_STATED TASK_: Only the run of lines from the one containing "Extract the structured" through the last line should be returned, exactly as written.

■ ■ ■ ■

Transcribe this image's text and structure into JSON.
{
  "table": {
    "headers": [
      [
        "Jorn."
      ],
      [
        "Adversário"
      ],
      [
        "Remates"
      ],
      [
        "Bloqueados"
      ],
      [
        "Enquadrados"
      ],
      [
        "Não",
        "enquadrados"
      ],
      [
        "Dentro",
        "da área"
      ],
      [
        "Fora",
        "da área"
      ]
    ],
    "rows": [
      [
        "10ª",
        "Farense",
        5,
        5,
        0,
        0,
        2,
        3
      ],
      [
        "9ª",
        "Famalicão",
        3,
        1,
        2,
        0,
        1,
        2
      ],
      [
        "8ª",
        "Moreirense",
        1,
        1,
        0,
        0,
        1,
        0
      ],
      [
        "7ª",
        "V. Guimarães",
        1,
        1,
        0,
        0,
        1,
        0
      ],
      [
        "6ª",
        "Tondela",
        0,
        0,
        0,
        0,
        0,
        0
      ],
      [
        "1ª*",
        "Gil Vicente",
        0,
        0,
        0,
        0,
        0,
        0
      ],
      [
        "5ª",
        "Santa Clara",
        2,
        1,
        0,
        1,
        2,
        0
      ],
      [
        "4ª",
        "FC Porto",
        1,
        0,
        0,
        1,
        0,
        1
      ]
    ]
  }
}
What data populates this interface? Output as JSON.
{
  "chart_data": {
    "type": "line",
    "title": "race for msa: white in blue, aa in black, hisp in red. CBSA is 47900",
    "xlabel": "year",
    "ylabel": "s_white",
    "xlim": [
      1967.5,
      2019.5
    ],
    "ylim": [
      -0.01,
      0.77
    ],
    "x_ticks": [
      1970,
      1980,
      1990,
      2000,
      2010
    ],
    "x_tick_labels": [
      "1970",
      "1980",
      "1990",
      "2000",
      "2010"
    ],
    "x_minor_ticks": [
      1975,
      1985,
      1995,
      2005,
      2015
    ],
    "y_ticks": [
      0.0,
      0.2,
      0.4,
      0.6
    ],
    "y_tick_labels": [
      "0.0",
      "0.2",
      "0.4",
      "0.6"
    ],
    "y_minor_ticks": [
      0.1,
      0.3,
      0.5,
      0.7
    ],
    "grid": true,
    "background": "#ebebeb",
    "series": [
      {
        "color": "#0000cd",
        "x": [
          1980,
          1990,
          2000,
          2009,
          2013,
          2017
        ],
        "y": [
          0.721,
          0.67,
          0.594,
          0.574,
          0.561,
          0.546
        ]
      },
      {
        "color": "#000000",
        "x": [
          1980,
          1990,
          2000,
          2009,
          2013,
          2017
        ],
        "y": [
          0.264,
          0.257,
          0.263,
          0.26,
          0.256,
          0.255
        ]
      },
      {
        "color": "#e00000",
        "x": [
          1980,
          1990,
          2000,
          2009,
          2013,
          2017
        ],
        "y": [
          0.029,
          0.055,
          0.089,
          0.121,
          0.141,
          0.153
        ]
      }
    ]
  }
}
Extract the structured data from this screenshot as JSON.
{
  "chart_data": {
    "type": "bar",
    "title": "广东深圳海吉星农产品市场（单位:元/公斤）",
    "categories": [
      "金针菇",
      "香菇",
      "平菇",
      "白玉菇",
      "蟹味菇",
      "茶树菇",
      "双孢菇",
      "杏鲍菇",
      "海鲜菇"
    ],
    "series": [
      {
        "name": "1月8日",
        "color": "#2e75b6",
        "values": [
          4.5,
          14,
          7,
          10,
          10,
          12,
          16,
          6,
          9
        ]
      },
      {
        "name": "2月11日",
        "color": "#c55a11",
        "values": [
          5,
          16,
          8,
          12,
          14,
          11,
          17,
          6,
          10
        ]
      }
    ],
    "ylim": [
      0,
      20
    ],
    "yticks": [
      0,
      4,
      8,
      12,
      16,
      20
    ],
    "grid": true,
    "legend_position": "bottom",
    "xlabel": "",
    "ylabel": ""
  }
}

■ ■ ■ ■

_RESPONSE_:
Extract the structured data from this screenshot as JSON.
{
  "chart_data": {
    "type": "bar",
    "title": "广东深圳海吉星农产品市场（单位:元/公斤）",
    "categories": [
      "金针菇",
      "香菇",
      "平菇",
      "白玉菇",
      "蟹味菇",
      "茶树菇",
      "双孢菇",
      "杏鲍菇",
      "海鲜菇"
    ],
    "series": [
      {
        "name": "1月8日",
        "color": "#2e75b6",
        "values": [
          4.5,
          14,
          7,
          10,
          10,
          12,
          16,
          6,
          9
        ]
      },
      {
        "name": "2月11日",
        "color": "#c55a11",
        "values": [
          5,
          16,
          8,
          12,
          14,
          11,
          17,
          6,
          10
        ]
      }
    ],
    "ylim": [
      0,
      20
    ],
    "yticks": [
      0,
      4,
      8,
      12,
      16,
      20
    ],
    "grid": true,
    "legend_position": "bottom",
    "xlabel": "",
    "ylabel": ""
  }
}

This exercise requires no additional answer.